■ To be done
Exactly repeat the full listing that follows.

■ Part of a data file
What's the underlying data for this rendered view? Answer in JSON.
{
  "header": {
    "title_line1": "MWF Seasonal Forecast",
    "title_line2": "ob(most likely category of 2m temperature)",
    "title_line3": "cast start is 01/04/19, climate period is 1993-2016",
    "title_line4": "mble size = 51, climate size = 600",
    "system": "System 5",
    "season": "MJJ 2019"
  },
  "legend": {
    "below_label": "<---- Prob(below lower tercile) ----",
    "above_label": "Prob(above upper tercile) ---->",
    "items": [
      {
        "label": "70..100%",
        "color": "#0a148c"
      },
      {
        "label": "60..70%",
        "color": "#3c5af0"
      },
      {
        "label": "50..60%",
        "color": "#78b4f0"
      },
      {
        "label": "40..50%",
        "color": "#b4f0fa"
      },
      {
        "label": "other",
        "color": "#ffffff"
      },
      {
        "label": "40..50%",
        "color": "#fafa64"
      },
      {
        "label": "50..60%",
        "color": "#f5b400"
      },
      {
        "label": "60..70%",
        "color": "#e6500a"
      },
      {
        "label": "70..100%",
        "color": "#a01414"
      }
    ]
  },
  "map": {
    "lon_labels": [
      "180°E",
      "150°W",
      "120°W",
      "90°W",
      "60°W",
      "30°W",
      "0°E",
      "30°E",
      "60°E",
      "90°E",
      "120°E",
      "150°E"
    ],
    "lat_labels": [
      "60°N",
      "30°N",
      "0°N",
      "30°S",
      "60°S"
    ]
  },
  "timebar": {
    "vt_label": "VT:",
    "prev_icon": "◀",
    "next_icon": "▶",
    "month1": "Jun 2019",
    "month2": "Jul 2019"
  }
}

■ Output of the task
What's the underlying data for this rendered view? Answer in JSON.
{
  "header": {
    "title_line1": "MWF Seasonal Forecast",
    "title_line2": "ob(most likely category of 2m temperature)",
    "title_line3": "cast start is 01/04/19, climate period is 1993-2016",
    "title_line4": "mble size = 51, climate size = 600",
    "system": "System 5",
    "season": "MJJ 2019"
  },
  "legend": {
    "below_label": "<---- Prob(below lower tercile) ----",
    "above_label": "Prob(above upper tercile) ---->",
    "items": [
      {
        "label": "70..100%",
        "color": "#0a148c"
      },
      {
        "label": "60..70%",
        "color": "#3c5af0"
      },
      {
        "label": "50..60%",
        "color": "#78b4f0"
      },
      {
        "label": "40..50%",
        "color": "#b4f0fa"
      },
      {
        "label": "other",
        "color": "#ffffff"
      },
      {
        "label": "40..50%",
        "color": "#fafa64"
      },
      {
        "label": "50..60%",
        "color": "#f5b400"
      },
      {
        "label": "60..70%",
        "color": "#e6500a"
      },
      {
        "label": "70..100%",
        "color": "#a01414"
      }
    ]
  },
  "map": {
    "lon_labels": [
      "180°E",
      "150°W",
      "120°W",
      "90°W",
      "60°W",
      "30°W",
      "0°E",
      "30°E",
      "60°E",
      "90°E",
      "120°E",
      "150°E"
    ],
    "lat_labels": [
      "60°N",
      "30°N",
      "0°N",
      "30°S",
      "60°S"
    ]
  },
  "timebar": {
    "vt_label": "VT:",
    "prev_icon": "◀",
    "next_icon": "▶",
    "month1": "Jun 2019",
    "month2": "Jul 2019"
  }
}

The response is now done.